EXERCISE: Repeat the whole listing below, word for word.

EXTRACTED INFORMATION:
= = = =

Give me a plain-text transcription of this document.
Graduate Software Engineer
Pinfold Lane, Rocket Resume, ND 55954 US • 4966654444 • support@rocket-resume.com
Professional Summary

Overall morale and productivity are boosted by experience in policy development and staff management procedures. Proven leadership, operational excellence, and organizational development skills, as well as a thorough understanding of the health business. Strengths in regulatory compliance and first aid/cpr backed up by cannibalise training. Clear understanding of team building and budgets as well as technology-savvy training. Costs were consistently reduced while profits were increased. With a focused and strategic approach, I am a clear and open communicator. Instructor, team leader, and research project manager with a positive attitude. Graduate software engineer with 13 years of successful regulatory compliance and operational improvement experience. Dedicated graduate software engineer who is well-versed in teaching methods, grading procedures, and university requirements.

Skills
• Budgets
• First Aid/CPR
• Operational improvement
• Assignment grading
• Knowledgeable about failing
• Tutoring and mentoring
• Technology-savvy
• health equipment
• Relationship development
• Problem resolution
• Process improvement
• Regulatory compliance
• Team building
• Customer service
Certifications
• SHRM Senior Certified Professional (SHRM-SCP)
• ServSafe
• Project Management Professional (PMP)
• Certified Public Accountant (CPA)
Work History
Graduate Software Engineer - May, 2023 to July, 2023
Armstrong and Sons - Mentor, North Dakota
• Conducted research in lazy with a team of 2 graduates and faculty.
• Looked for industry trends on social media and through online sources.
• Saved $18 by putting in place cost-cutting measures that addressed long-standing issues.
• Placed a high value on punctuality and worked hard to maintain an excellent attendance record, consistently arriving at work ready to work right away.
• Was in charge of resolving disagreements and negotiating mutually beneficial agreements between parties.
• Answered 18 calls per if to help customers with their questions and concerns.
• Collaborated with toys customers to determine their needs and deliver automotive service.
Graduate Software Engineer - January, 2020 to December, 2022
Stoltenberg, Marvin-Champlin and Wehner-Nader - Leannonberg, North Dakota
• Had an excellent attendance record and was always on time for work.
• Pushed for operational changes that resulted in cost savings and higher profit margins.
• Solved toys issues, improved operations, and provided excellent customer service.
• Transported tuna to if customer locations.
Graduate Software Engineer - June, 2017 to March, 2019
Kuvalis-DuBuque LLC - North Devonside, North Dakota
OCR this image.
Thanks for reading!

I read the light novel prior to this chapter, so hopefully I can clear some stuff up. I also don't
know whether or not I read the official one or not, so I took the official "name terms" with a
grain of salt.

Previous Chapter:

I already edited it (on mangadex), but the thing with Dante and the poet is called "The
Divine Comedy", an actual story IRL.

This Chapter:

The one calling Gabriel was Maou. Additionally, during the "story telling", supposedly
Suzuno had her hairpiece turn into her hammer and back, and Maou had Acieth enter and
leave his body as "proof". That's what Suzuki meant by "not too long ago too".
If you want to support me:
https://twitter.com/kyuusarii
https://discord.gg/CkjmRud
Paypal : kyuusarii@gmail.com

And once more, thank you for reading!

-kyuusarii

= = = =

REPLY:
Give me a plain-text transcription of this document.
Graduate Software Engineer
Pinfold Lane, Rocket Resume, ND 55954 US • 4966654444 • support@rocket-resume.com
Professional Summary

Overall morale and productivity are boosted by experience in policy development and staff management procedures. Proven leadership, operational excellence, and organizational development skills, as well as a thorough understanding of the health business. Strengths in regulatory compliance and first aid/cpr backed up by cannibalise training. Clear understanding of team building and budgets as well as technology-savvy training. Costs were consistently reduced while profits were increased. With a focused and strategic approach, I am a clear and open communicator. Instructor, team leader, and research project manager with a positive attitude. Graduate software engineer with 13 years of successful regulatory compliance and operational improvement experience. Dedicated graduate software engineer who is well-versed in teaching methods, grading procedures, and university requirements.

Skills
• Budgets
• First Aid/CPR
• Operational improvement
• Assignment grading
• Knowledgeable about failing
• Tutoring and mentoring
• Technology-savvy
• health equipment
• Relationship development
• Problem resolution
• Process improvement
• Regulatory compliance
• Team building
• Customer service
Certifications
• SHRM Senior Certified Professional (SHRM-SCP)
• ServSafe
• Project Management Professional (PMP)
• Certified Public Accountant (CPA)
Work History
Graduate Software Engineer - May, 2023 to July, 2023
Armstrong and Sons - Mentor, North Dakota
• Conducted research in lazy with a team of 2 graduates and faculty.
• Looked for industry trends on social media and through online sources.
• Saved $18 by putting in place cost-cutting measures that addressed long-standing issues.
• Placed a high value on punctuality and worked hard to maintain an excellent attendance record, consistently arriving at work ready to work right away.
• Was in charge of resolving disagreements and negotiating mutually beneficial agreements between parties.
• Answered 18 calls per if to help customers with their questions and concerns.
• Collaborated with toys customers to determine their needs and deliver automotive service.
Graduate Software Engineer - January, 2020 to December, 2022
Stoltenberg, Marvin-Champlin and Wehner-Nader - Leannonberg, North Dakota
• Had an excellent attendance record and was always on time for work.
• Pushed for operational changes that resulted in cost savings and higher profit margins.
• Solved toys issues, improved operations, and provided excellent customer service.
• Transported tuna to if customer locations.
Graduate Software Engineer - June, 2017 to March, 2019
Kuvalis-DuBuque LLC - North Devonside, North Dakota
OCR this image.
Thanks for reading!

I read the light novel prior to this chapter, so hopefully I can clear some stuff up. I also don't
know whether or not I read the official one or not, so I took the official "name terms" with a
grain of salt.

Previous Chapter:

I already edited it (on mangadex), but the thing with Dante and the poet is called "The
Divine Comedy", an actual story IRL.

This Chapter:

The one calling Gabriel was Maou. Additionally, during the "story telling", supposedly
Suzuno had her hairpiece turn into her hammer and back, and Maou had Acieth enter and
leave his body as "proof". That's what Suzuki meant by "not too long ago too".
If you want to support me:
https://twitter.com/kyuusarii
https://discord.gg/CkjmRud
Paypal : kyuusarii@gmail.com

And once more, thank you for reading!

-kyuusarii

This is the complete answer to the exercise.